- [QUOTED TEXT]
The pace of terrorBy John DeSando, WCBE's "It's Movie Time"

"Life is simple now. They just have to do what I say." Ryder (John Travolta)

No getting off this train; it is speeding out of control. So goes the "train" of the Taking of Pelham 1 2 3, both the subway train taken hostage and the breakneck pace of the film, directed by Tony Scott, who knows rapid cutting as well as dramatic speed. Ordinarily I'd complain, but the almost real time pace of negotiations for the hostages aboard the hijacked train requires the sense of urgency Scott's quick cutting underscores.

Based on the popular 1974 film version, Pelham depicts a ruthless but charming Ryder and henchmen, including Phil Ramos (Luis Guzman), taking the Pelham train hostage for $10 million. The negotiator is Walter Garber (Denzel Washington), the dispatcher with a past. When Ryder and Walter negotiate, it is acting heaven: Travolta giving his bad boy with a smile full vent while Denzel keeps the lid on emotions, befitting a man in a seriously compromising situation.

- [JOBS]
[A] Answer these questions about the Pelham 1 2 3 review:
(i) Who directed the film?
(ii) How much money do Ryder and his henchmen demand for the train?
(iii) Which actor plays Walter Garber?
[B] Carry on the Pelham 1 2 3 film review from its last sentence, in the same voice.

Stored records
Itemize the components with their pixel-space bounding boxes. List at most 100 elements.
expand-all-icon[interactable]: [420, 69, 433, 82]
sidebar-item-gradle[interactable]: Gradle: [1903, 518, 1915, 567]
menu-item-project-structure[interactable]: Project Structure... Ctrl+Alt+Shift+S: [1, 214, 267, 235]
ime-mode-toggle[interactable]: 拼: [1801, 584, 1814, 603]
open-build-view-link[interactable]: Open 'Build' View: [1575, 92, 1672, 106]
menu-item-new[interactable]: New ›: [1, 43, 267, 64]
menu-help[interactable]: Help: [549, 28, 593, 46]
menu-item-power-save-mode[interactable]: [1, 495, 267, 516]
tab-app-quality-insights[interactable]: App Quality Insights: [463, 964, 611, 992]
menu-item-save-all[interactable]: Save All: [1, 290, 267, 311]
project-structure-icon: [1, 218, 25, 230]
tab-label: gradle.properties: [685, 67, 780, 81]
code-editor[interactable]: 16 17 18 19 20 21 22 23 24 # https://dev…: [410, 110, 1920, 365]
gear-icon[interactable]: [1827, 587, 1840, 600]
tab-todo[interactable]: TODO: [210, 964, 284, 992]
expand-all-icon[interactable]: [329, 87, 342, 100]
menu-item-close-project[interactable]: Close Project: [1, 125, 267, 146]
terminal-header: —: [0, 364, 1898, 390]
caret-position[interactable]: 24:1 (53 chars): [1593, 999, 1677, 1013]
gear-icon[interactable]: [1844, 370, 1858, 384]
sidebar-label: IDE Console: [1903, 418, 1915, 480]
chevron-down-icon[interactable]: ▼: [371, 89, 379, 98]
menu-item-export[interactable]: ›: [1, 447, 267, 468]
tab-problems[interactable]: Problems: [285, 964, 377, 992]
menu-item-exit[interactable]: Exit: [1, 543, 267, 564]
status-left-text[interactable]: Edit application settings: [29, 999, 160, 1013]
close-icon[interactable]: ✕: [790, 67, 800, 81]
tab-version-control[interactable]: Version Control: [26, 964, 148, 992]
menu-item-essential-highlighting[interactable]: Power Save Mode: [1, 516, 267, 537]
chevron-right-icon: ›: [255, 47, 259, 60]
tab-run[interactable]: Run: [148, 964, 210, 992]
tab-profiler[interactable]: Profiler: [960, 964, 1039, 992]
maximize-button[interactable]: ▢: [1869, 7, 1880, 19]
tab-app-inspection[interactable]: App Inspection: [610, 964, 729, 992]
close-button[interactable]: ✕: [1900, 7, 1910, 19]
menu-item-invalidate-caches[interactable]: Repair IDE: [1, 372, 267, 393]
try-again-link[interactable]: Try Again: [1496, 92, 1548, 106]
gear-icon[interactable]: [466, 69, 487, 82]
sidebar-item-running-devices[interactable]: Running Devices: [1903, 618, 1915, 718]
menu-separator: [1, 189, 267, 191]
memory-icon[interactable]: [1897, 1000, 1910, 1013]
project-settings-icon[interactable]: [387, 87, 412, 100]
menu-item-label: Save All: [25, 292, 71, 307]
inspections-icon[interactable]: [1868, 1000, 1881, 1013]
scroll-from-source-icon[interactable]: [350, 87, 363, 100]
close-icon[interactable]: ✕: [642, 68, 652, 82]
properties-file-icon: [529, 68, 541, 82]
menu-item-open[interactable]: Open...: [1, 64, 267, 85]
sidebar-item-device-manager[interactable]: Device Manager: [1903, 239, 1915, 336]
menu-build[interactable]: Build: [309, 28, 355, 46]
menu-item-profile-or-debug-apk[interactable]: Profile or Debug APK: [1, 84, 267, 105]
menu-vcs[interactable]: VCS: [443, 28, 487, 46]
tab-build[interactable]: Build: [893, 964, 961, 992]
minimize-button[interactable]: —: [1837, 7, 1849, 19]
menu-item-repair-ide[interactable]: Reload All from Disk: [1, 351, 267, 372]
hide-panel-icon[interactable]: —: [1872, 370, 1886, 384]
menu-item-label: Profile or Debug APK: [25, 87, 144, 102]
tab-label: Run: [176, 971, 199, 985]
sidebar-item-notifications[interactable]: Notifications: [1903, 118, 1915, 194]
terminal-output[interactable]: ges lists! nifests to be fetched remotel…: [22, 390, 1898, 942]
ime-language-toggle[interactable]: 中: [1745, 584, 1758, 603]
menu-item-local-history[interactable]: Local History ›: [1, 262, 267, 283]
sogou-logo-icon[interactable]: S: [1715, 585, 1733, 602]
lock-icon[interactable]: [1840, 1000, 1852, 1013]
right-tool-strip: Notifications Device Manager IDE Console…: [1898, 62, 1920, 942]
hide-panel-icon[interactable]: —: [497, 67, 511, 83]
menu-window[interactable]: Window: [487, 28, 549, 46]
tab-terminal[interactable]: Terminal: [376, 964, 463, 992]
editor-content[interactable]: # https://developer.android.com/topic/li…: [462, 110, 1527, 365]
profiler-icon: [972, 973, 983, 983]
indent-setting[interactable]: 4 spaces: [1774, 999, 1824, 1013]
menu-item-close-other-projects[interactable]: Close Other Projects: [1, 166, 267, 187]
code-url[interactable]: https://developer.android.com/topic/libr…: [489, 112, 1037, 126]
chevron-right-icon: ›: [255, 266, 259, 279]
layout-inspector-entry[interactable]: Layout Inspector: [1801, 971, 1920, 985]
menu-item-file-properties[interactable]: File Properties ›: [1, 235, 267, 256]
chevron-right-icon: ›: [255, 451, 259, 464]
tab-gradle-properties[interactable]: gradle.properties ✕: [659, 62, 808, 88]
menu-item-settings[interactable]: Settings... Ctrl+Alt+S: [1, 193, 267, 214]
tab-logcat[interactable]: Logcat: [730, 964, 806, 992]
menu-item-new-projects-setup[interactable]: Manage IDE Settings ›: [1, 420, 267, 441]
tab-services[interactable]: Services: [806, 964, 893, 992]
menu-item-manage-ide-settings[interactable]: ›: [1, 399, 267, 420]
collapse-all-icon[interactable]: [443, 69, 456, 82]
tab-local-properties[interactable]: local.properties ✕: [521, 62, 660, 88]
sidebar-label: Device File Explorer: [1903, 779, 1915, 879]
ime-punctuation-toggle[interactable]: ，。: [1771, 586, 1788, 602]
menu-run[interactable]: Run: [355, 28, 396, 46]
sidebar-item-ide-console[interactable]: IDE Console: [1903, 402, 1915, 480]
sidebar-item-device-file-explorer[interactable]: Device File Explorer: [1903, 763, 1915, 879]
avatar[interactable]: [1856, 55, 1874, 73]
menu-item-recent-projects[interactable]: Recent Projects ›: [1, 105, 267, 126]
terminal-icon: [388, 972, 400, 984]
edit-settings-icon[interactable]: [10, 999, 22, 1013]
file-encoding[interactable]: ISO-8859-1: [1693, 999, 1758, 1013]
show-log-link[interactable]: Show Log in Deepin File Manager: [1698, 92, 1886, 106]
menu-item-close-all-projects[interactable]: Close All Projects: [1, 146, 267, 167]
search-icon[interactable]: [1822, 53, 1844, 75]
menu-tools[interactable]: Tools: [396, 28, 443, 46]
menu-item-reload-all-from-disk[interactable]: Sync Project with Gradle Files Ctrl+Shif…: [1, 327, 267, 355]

- [EXPECTED ANSWERS]
[A]
(i) Tony Scott
(ii) $10 million
(iii) Denzel Washington

[B]
Lamentable is the logistical fact that Travolta and Washington can't be together in most of the film, yet Scott does his best to keep the action taut and their interaction magnetizing. The change from 1974 to post-911 adds the sense of doom to the city, and the use of computers, right down to one secretly broadcasting the train's proceedings, enhances and modernizes. James Gandolfini as the mayor is Bloomberg/Giuliani perfect; John Turturro underplaying as the professional hostage negotiator is a smart addition to the original version.

Besides the spot-on pacing, even including blurry wipes and superimposed images, is a character study that begs for a slow up so we can better savor the richness of good guy versus bad guy between two gifted actors: Ryder struggles with a past in Catholicism and crime, Walter with the ethics of a deal he worked on for the city buying trains in Japan. If there is a theme anywhere, it is that even the best of us have a debt to pay for our sins.

But this film is about the pace of terror in one of the greatest towns on earth, and for that speed Tony Scott gets an artistic A.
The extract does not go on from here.